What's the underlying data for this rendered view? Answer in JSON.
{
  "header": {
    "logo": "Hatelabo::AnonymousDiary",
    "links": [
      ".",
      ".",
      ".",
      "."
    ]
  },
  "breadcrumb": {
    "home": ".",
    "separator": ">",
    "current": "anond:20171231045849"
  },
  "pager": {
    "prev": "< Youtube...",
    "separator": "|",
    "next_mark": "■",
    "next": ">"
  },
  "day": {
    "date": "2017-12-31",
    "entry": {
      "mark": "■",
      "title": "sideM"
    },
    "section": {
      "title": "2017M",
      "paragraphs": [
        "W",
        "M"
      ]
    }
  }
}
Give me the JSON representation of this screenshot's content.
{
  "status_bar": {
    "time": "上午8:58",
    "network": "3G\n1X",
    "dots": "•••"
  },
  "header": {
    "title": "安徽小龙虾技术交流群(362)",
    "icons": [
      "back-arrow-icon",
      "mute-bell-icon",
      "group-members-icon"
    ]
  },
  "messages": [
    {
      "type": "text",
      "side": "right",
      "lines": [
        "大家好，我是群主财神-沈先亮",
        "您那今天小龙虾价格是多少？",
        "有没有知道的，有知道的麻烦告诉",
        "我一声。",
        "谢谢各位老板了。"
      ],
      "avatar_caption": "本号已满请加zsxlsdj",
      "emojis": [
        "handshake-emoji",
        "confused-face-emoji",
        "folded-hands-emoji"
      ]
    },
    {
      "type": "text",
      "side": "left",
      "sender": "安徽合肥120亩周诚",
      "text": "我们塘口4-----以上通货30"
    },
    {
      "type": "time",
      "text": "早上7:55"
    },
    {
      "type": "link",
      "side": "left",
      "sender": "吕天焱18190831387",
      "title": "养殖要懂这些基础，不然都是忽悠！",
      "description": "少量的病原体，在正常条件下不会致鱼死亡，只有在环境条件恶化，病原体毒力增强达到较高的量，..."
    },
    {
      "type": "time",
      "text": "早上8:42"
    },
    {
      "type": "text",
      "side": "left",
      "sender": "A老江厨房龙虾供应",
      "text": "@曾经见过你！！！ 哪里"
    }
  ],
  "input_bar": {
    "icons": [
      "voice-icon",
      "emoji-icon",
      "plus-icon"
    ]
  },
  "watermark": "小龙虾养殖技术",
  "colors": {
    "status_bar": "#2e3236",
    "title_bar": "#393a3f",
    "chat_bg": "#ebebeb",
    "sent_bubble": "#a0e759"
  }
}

++++

Exercise objective: Please output the entries above, every line exactly as it reads.

Task response:
What's the underlying data for this rendered view? Answer in JSON.
{
  "header": {
    "logo": "Hatelabo::AnonymousDiary",
    "links": [
      ".",
      ".",
      ".",
      "."
    ]
  },
  "breadcrumb": {
    "home": ".",
    "separator": ">",
    "current": "anond:20171231045849"
  },
  "pager": {
    "prev": "< Youtube...",
    "separator": "|",
    "next_mark": "■",
    "next": ">"
  },
  "day": {
    "date": "2017-12-31",
    "entry": {
      "mark": "■",
      "title": "sideM"
    },
    "section": {
      "title": "2017M",
      "paragraphs": [
        "W",
        "M"
      ]
    }
  }
}
Give me the JSON representation of this screenshot's content.
{
  "status_bar": {
    "time": "上午8:58",
    "network": "3G\n1X",
    "dots": "•••"
  },
  "header": {
    "title": "安徽小龙虾技术交流群(362)",
    "icons": [
      "back-arrow-icon",
      "mute-bell-icon",
      "group-members-icon"
    ]
  },
  "messages": [
    {
      "type": "text",
      "side": "right",
      "lines": [
        "大家好，我是群主财神-沈先亮",
        "您那今天小龙虾价格是多少？",
        "有没有知道的，有知道的麻烦告诉",
        "我一声。",
        "谢谢各位老板了。"
      ],
      "avatar_caption": "本号已满请加zsxlsdj",
      "emojis": [
        "handshake-emoji",
        "confused-face-emoji",
        "folded-hands-emoji"
      ]
    },
    {
      "type": "text",
      "side": "left",
      "sender": "安徽合肥120亩周诚",
      "text": "我们塘口4-----以上通货30"
    },
    {
      "type": "time",
      "text": "早上7:55"
    },
    {
      "type": "link",
      "side": "left",
      "sender": "吕天焱18190831387",
      "title": "养殖要懂这些基础，不然都是忽悠！",
      "description": "少量的病原体，在正常条件下不会致鱼死亡，只有在环境条件恶化，病原体毒力增强达到较高的量，..."
    },
    {
      "type": "time",
      "text": "早上8:42"
    },
    {
      "type": "text",
      "side": "left",
      "sender": "A老江厨房龙虾供应",
      "text": "@曾经见过你！！！ 哪里"
    }
  ],
  "input_bar": {
    "icons": [
      "voice-icon",
      "emoji-icon",
      "plus-icon"
    ]
  },
  "watermark": "小龙虾养殖技术",
  "colors": {
    "status_bar": "#2e3236",
    "title_bar": "#393a3f",
    "chat_bg": "#ebebeb",
    "sent_bubble": "#a0e759"
  }
}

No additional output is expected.